Your instructions =>
Write out each line in which the string "طبقه" is present.

>>>>>

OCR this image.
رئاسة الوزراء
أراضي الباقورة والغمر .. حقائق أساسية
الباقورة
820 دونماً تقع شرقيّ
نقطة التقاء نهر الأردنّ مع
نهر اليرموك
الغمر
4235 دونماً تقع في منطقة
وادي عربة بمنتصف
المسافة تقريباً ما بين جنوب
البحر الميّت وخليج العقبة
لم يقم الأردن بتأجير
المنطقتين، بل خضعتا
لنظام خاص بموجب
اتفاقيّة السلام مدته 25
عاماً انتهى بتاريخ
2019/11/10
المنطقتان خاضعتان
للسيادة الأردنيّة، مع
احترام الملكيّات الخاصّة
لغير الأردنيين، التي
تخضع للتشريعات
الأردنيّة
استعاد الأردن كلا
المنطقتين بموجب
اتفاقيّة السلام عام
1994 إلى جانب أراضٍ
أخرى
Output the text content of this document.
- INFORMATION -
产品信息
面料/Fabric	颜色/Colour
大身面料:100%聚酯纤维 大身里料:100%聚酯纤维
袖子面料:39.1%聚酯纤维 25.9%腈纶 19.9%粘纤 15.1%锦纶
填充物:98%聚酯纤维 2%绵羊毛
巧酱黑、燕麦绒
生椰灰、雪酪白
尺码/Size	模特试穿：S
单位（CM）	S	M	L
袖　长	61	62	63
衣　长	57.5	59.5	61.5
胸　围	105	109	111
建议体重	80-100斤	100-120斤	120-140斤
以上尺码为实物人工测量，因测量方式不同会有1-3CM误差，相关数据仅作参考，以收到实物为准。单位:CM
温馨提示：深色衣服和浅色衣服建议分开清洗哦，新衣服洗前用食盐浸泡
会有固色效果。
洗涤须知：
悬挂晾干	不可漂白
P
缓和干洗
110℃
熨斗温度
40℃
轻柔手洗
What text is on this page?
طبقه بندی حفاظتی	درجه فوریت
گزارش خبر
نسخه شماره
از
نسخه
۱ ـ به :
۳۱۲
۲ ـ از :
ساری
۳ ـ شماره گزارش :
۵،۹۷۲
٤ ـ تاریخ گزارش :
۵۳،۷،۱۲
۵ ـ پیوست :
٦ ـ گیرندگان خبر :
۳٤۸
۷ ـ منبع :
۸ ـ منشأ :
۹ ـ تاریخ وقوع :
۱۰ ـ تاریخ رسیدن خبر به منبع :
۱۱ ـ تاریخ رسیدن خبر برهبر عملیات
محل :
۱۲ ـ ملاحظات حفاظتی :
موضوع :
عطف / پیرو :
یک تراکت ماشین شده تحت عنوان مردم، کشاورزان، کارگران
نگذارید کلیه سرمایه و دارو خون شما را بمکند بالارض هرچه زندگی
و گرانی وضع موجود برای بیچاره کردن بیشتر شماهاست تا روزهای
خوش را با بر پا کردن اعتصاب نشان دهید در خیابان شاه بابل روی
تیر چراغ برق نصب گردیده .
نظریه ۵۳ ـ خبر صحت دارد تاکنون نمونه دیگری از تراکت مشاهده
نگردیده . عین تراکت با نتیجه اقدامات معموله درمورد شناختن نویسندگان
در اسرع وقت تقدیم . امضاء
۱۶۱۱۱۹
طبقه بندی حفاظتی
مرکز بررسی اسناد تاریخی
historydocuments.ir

<<<<<

Solution to the problem =>
طبقه بندی حفاظتی	درجه فوریت
طبقه بندی حفاظتی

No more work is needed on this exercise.